Once the pictures are set aside, transcribe the remaining data exactly.

───── DATA PROVIDED

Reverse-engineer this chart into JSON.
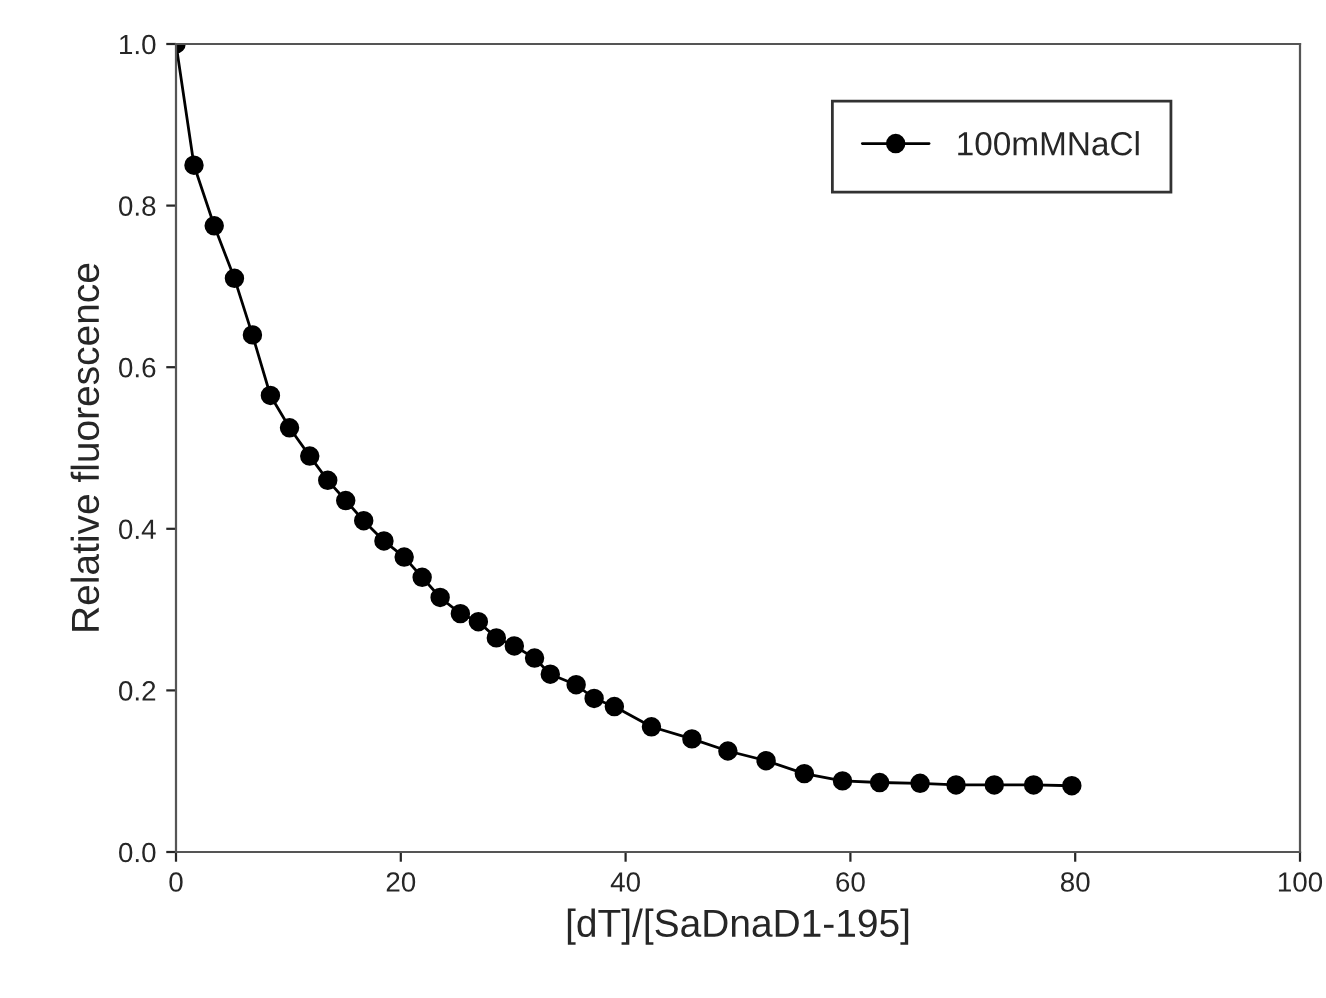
{
  "chart_data": {
    "type": "line",
    "xlabel": "[dT]/[SaDnaD1-195]",
    "ylabel": "Relative fluorescence",
    "x": [
      0,
      1.6,
      3.4,
      5.2,
      6.8,
      8.4,
      10.1,
      11.9,
      13.5,
      15.1,
      16.7,
      18.5,
      20.3,
      21.9,
      23.5,
      25.3,
      26.9,
      28.5,
      30.1,
      31.9,
      33.3,
      35.6,
      37.2,
      39,
      42.3,
      45.9,
      49.1,
      52.5,
      55.9,
      59.3,
      62.6,
      66.2,
      69.4,
      72.8,
      76.3,
      79.7
    ],
    "series": [
      {
        "name": "100mMNaCl",
        "color": "#000000",
        "values": [
          1.0,
          0.85,
          0.775,
          0.71,
          0.64,
          0.565,
          0.525,
          0.49,
          0.46,
          0.435,
          0.41,
          0.385,
          0.365,
          0.34,
          0.315,
          0.295,
          0.285,
          0.265,
          0.255,
          0.24,
          0.22,
          0.207,
          0.19,
          0.18,
          0.155,
          0.14,
          0.125,
          0.113,
          0.097,
          0.088,
          0.086,
          0.085,
          0.083,
          0.083,
          0.083,
          0.082
        ]
      }
    ],
    "xlim": [
      0,
      100
    ],
    "xticks": [
      0,
      20,
      40,
      60,
      80,
      100
    ],
    "ylim": [
      0,
      1
    ],
    "yticks": [
      {
        "value": 0,
        "label": "0.0"
      },
      {
        "value": 0.2,
        "label": "0.2"
      },
      {
        "value": 0.4,
        "label": "0.4"
      },
      {
        "value": 0.6,
        "label": "0.6"
      },
      {
        "value": 0.8,
        "label": "0.8"
      },
      {
        "value": 1,
        "label": "1.0"
      }
    ],
    "marker": "circle",
    "line_style": "solid",
    "grid": false,
    "legend": "top right"
  }
}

──────────

**RESPONSE TO THE TASK:**
Reverse-engineer this chart into JSON.
{
  "chart_data": {
    "type": "line",
    "xlabel": "[dT]/[SaDnaD1-195]",
    "ylabel": "Relative fluorescence",
    "x": [
      0,
      1.6,
      3.4,
      5.2,
      6.8,
      8.4,
      10.1,
      11.9,
      13.5,
      15.1,
      16.7,
      18.5,
      20.3,
      21.9,
      23.5,
      25.3,
      26.9,
      28.5,
      30.1,
      31.9,
      33.3,
      35.6,
      37.2,
      39,
      42.3,
      45.9,
      49.1,
      52.5,
      55.9,
      59.3,
      62.6,
      66.2,
      69.4,
      72.8,
      76.3,
      79.7
    ],
    "series": [
      {
        "name": "100mMNaCl",
        "color": "#000000",
        "values": [
          1.0,
          0.85,
          0.775,
          0.71,
          0.64,
          0.565,
          0.525,
          0.49,
          0.46,
          0.435,
          0.41,
          0.385,
          0.365,
          0.34,
          0.315,
          0.295,
          0.285,
          0.265,
          0.255,
          0.24,
          0.22,
          0.207,
          0.19,
          0.18,
          0.155,
          0.14,
          0.125,
          0.113,
          0.097,
          0.088,
          0.086,
          0.085,
          0.083,
          0.083,
          0.083,
          0.082
        ]
      }
    ],
    "xlim": [
      0,
      100
    ],
    "xticks": [
      0,
      20,
      40,
      60,
      80,
      100
    ],
    "ylim": [
      0,
      1
    ],
    "yticks": [
      {
        "value": 0,
        "label": "0.0"
      },
      {
        "value": 0.2,
        "label": "0.2"
      },
      {
        "value": 0.4,
        "label": "0.4"
      },
      {
        "value": 0.6,
        "label": "0.6"
      },
      {
        "value": 0.8,
        "label": "0.8"
      },
      {
        "value": 1,
        "label": "1.0"
      }
    ],
    "marker": "circle",
    "line_style": "solid",
    "grid": false,
    "legend": "top right"
  }
}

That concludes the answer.